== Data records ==
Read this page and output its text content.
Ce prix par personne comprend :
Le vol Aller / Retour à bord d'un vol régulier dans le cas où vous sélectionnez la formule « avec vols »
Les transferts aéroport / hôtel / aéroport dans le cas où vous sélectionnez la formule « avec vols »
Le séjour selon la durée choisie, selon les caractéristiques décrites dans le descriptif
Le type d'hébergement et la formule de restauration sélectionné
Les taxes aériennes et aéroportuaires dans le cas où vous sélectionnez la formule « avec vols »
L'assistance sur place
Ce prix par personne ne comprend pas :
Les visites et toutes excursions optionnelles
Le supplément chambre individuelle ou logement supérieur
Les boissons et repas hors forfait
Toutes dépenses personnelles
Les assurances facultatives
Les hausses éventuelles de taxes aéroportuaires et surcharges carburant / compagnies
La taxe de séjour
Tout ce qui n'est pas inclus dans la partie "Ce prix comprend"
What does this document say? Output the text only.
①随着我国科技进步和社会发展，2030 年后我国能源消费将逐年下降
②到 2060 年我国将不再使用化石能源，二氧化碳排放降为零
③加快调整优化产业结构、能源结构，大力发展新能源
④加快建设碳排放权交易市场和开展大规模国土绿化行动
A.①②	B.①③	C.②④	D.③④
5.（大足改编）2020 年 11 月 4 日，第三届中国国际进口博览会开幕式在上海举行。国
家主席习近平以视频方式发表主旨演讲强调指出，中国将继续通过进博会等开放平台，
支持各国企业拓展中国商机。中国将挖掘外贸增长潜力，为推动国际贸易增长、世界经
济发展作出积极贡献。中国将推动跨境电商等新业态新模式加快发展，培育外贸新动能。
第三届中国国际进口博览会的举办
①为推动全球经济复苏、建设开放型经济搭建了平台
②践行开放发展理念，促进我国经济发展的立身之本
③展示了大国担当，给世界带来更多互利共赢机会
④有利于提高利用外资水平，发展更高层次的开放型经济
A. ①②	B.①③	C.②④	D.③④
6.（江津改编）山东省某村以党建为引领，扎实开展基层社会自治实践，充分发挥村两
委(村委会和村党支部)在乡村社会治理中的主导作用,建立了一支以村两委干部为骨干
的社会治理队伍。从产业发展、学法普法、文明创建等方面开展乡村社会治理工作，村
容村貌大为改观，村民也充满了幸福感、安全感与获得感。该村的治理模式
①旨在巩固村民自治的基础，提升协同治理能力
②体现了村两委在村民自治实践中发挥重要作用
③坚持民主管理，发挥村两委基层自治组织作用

== PROBLEM DETAILS ==
Make an exact copy of the records.

== COMPLETED EXERCISE ==
Read this page and output its text content.
Ce prix par personne comprend :
Le vol Aller / Retour à bord d'un vol régulier dans le cas où vous sélectionnez la formule « avec vols »
Les transferts aéroport / hôtel / aéroport dans le cas où vous sélectionnez la formule « avec vols »
Le séjour selon la durée choisie, selon les caractéristiques décrites dans le descriptif
Le type d'hébergement et la formule de restauration sélectionné
Les taxes aériennes et aéroportuaires dans le cas où vous sélectionnez la formule « avec vols »
L'assistance sur place
Ce prix par personne ne comprend pas :
Les visites et toutes excursions optionnelles
Le supplément chambre individuelle ou logement supérieur
Les boissons et repas hors forfait
Toutes dépenses personnelles
Les assurances facultatives
Les hausses éventuelles de taxes aéroportuaires et surcharges carburant / compagnies
La taxe de séjour
Tout ce qui n'est pas inclus dans la partie "Ce prix comprend"
What does this document say? Output the text only.
①随着我国科技进步和社会发展，2030 年后我国能源消费将逐年下降
②到 2060 年我国将不再使用化石能源，二氧化碳排放降为零
③加快调整优化产业结构、能源结构，大力发展新能源
④加快建设碳排放权交易市场和开展大规模国土绿化行动
A.①②	B.①③	C.②④	D.③④
5.（大足改编）2020 年 11 月 4 日，第三届中国国际进口博览会开幕式在上海举行。国
家主席习近平以视频方式发表主旨演讲强调指出，中国将继续通过进博会等开放平台，
支持各国企业拓展中国商机。中国将挖掘外贸增长潜力，为推动国际贸易增长、世界经
济发展作出积极贡献。中国将推动跨境电商等新业态新模式加快发展，培育外贸新动能。
第三届中国国际进口博览会的举办
①为推动全球经济复苏、建设开放型经济搭建了平台
②践行开放发展理念，促进我国经济发展的立身之本
③展示了大国担当，给世界带来更多互利共赢机会
④有利于提高利用外资水平，发展更高层次的开放型经济
A. ①②	B.①③	C.②④	D.③④
6.（江津改编）山东省某村以党建为引领，扎实开展基层社会自治实践，充分发挥村两
委(村委会和村党支部)在乡村社会治理中的主导作用,建立了一支以村两委干部为骨干
的社会治理队伍。从产业发展、学法普法、文明创建等方面开展乡村社会治理工作，村
容村貌大为改观，村民也充满了幸福感、安全感与获得感。该村的治理模式
①旨在巩固村民自治的基础，提升协同治理能力
②体现了村两委在村民自治实践中发挥重要作用
③坚持民主管理，发挥村两委基层自治组织作用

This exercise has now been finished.